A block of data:
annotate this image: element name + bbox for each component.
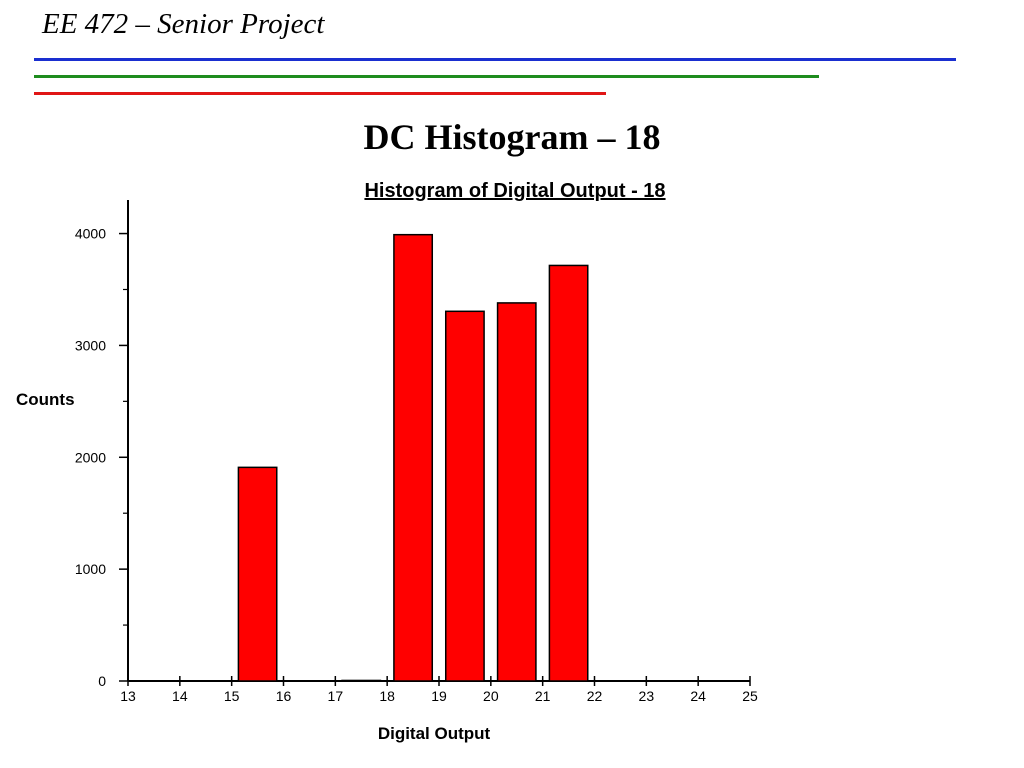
y-tick-label: 3000 (75, 337, 106, 353)
histogram-chart: Histogram of Digital Output - 18 13 14 15 1… (16, 180, 758, 743)
blue-rule (34, 58, 956, 61)
x-tick-label: 21 (535, 688, 551, 704)
chart-title: Histogram of Digital Output - 18 (364, 180, 665, 202)
bar (444, 310, 485, 682)
x-tick-label: 22 (587, 688, 603, 704)
y-tick-label: 4000 (75, 226, 106, 242)
y-tick-label: 2000 (75, 449, 106, 465)
x-tick-label: 13 (120, 688, 136, 704)
x-tick-label: 19 (431, 688, 447, 704)
x-tick-label: 15 (224, 688, 240, 704)
slide-title: DC Histogram – 18 (363, 117, 661, 157)
header-title: EE 472 – Senior Project (42, 8, 325, 40)
green-rule (34, 75, 819, 78)
x-axis-title: Digital Output (378, 724, 491, 743)
bar (496, 302, 537, 682)
bars (237, 233, 589, 682)
axes: 13 14 15 16 17 18 19 20 21 22 23 24 25 0 1000 2000 3000 4… (75, 200, 758, 704)
x-tick-label: 16 (276, 688, 292, 704)
x-tick-label: 23 (639, 688, 655, 704)
bar (341, 679, 382, 682)
bar (237, 466, 278, 682)
y-axis-title: Counts (16, 390, 75, 409)
x-tick-label: 17 (328, 688, 344, 704)
x-tick-label: 20 (483, 688, 499, 704)
bar (393, 233, 434, 682)
x-tick-label: 18 (379, 688, 395, 704)
y-tick-label: 0 (98, 673, 106, 689)
bar (548, 264, 589, 682)
red-rule (34, 92, 606, 95)
y-tick-label: 1000 (75, 561, 106, 577)
x-tick-label: 24 (690, 688, 706, 704)
x-tick-label: 25 (742, 688, 758, 704)
x-tick-label: 14 (172, 688, 188, 704)
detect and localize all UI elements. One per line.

#### [Task instructions]
Reproduce every line of the listing above without changes, omitting the pictures.

#### [Finished answer]
annotate this image: element name + bbox for each component.
y-tick-label: 3000 (75, 337, 106, 353)
histogram-chart: Histogram of Digital Output - 18 13 14 15 1… (16, 180, 758, 743)
blue-rule (34, 58, 956, 61)
x-tick-label: 21 (535, 688, 551, 704)
chart-title: Histogram of Digital Output - 18 (364, 180, 665, 202)
bar (444, 310, 485, 682)
x-tick-label: 22 (587, 688, 603, 704)
y-tick-label: 4000 (75, 226, 106, 242)
y-tick-label: 2000 (75, 449, 106, 465)
x-tick-label: 13 (120, 688, 136, 704)
x-tick-label: 19 (431, 688, 447, 704)
x-tick-label: 15 (224, 688, 240, 704)
slide-title: DC Histogram – 18 (363, 117, 661, 157)
header-title: EE 472 – Senior Project (42, 8, 325, 40)
green-rule (34, 75, 819, 78)
x-axis-title: Digital Output (378, 724, 491, 743)
bar (496, 302, 537, 682)
bars (237, 233, 589, 682)
axes: 13 14 15 16 17 18 19 20 21 22 23 24 25 0 1000 2000 3000 4… (75, 200, 758, 704)
x-tick-label: 16 (276, 688, 292, 704)
x-tick-label: 23 (639, 688, 655, 704)
bar (341, 679, 382, 682)
bar (237, 466, 278, 682)
y-axis-title: Counts (16, 390, 75, 409)
x-tick-label: 17 (328, 688, 344, 704)
x-tick-label: 20 (483, 688, 499, 704)
bar (393, 233, 434, 682)
x-tick-label: 18 (379, 688, 395, 704)
y-tick-label: 0 (98, 673, 106, 689)
bar (548, 264, 589, 682)
red-rule (34, 92, 606, 95)
y-tick-label: 1000 (75, 561, 106, 577)
x-tick-label: 24 (690, 688, 706, 704)
x-tick-label: 25 (742, 688, 758, 704)
x-tick-label: 14 (172, 688, 188, 704)
detect and localize all UI elements. One per line.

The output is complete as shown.